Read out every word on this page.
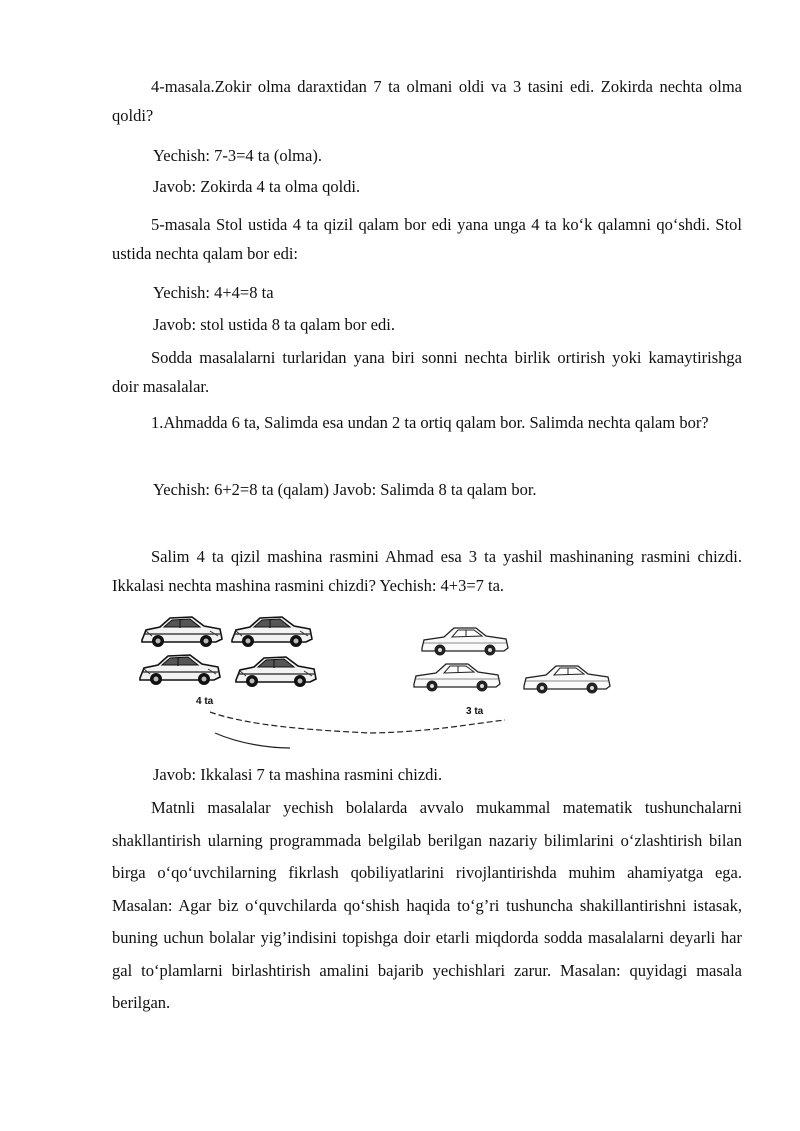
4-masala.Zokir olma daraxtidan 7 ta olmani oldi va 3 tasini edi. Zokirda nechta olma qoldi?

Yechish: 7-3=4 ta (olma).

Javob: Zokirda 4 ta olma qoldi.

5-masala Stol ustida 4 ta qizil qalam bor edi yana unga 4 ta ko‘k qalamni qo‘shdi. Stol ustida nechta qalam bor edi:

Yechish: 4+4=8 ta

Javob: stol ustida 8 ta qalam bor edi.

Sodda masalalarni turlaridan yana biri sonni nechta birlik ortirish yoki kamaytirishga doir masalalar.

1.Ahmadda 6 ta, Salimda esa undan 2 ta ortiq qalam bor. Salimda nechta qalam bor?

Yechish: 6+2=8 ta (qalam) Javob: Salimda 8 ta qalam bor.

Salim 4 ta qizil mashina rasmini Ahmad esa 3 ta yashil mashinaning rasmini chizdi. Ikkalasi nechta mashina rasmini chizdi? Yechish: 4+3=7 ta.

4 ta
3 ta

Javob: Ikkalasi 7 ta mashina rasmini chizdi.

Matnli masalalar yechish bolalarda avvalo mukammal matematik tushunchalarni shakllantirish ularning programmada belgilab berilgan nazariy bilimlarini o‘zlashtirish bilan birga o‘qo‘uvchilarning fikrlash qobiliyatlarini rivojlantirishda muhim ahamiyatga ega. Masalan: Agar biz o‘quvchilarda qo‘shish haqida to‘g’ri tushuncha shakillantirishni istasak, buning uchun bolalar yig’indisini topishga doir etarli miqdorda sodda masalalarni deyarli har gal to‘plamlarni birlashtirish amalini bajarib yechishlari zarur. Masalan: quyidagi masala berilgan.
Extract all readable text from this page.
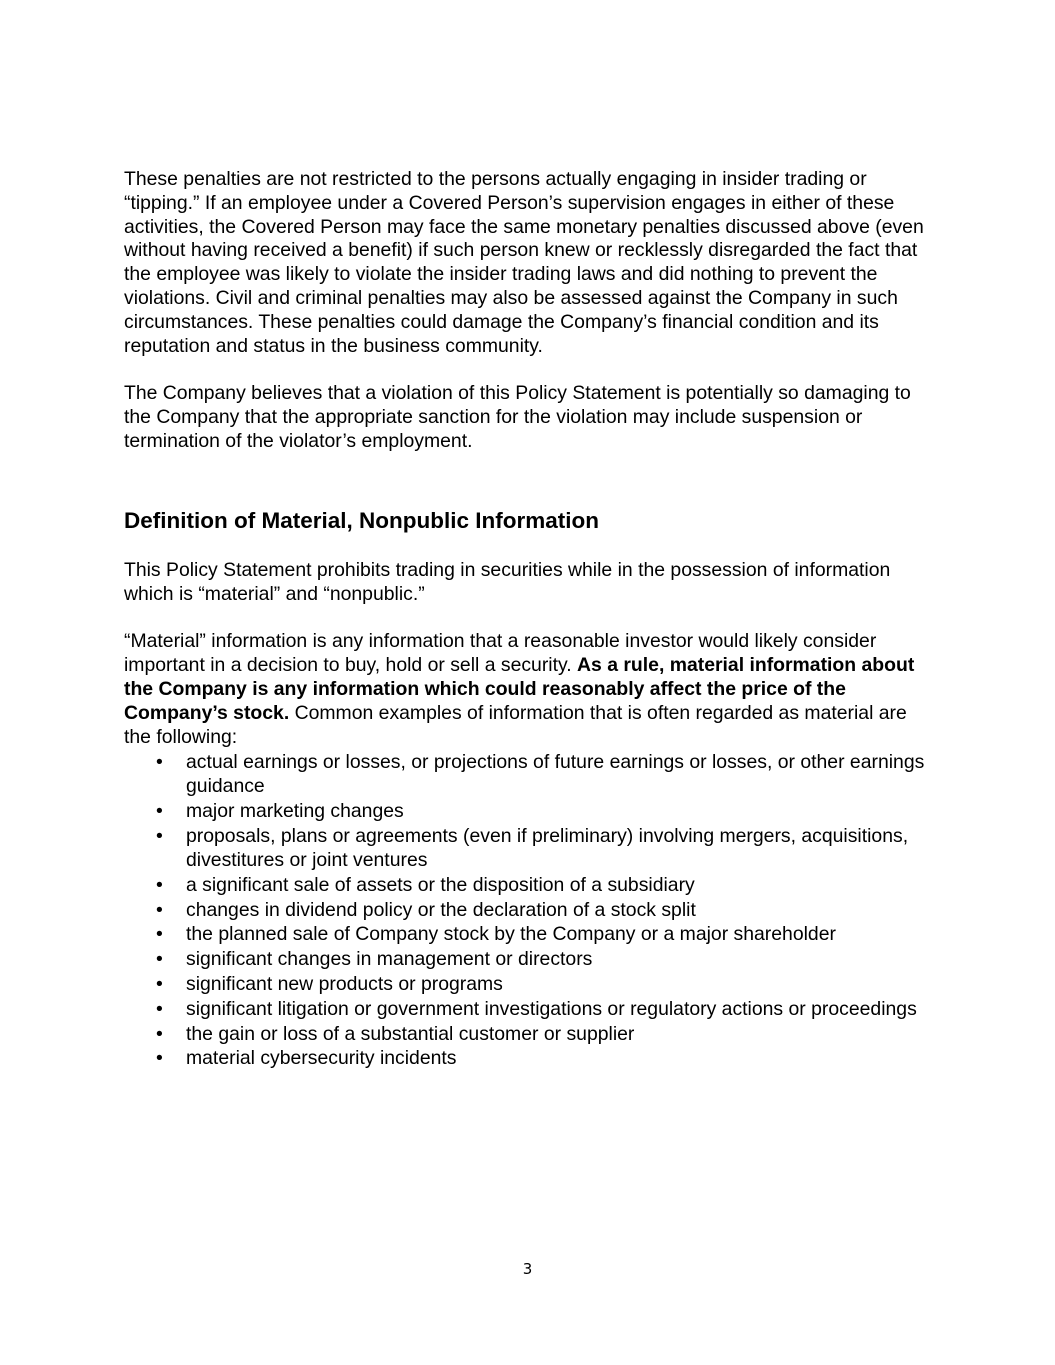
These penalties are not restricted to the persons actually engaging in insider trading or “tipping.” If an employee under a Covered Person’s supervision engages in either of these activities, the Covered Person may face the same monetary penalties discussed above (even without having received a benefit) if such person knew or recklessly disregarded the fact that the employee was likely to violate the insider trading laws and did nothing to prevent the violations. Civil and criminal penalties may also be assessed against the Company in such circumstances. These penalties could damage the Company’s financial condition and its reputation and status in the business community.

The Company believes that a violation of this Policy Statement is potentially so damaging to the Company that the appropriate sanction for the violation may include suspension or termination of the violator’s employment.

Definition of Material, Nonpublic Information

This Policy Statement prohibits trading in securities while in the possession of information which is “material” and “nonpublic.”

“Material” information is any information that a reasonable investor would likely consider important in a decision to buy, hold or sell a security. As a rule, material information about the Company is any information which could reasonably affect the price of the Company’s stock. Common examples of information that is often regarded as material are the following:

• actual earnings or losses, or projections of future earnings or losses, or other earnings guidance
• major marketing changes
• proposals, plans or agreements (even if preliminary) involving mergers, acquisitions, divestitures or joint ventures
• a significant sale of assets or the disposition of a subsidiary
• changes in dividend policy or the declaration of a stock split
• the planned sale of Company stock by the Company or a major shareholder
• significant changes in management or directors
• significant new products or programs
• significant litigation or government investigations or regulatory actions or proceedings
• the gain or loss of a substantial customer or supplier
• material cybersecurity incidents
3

= = = =

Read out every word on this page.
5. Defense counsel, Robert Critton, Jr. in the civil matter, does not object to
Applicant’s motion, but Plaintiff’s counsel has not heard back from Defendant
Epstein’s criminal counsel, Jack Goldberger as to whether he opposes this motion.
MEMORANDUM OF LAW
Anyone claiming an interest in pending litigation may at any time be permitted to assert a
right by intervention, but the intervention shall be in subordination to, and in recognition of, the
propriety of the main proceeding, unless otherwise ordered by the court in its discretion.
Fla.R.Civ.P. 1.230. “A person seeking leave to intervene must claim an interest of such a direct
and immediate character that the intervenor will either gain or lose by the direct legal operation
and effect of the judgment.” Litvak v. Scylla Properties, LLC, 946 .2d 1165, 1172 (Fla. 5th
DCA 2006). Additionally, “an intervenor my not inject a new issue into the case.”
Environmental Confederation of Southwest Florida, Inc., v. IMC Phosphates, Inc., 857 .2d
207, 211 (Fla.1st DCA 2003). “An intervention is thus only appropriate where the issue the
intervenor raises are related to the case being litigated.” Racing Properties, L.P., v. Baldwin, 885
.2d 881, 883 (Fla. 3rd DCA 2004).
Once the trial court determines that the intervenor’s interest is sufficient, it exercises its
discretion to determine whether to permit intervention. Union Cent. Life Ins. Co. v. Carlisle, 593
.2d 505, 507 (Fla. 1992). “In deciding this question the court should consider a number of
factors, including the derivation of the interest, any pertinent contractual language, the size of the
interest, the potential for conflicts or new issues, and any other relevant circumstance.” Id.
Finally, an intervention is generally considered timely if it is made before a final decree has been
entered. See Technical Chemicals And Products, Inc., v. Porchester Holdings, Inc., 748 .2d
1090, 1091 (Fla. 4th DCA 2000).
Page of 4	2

= = = =

Write out every line of the listing that holds the word "whether".

Epstein’s criminal counsel, Jack Goldberger as to whether he opposes this motion.
discretion to determine whether to permit intervention. Union Cent. Life Ins. Co. v. Carlisle, 593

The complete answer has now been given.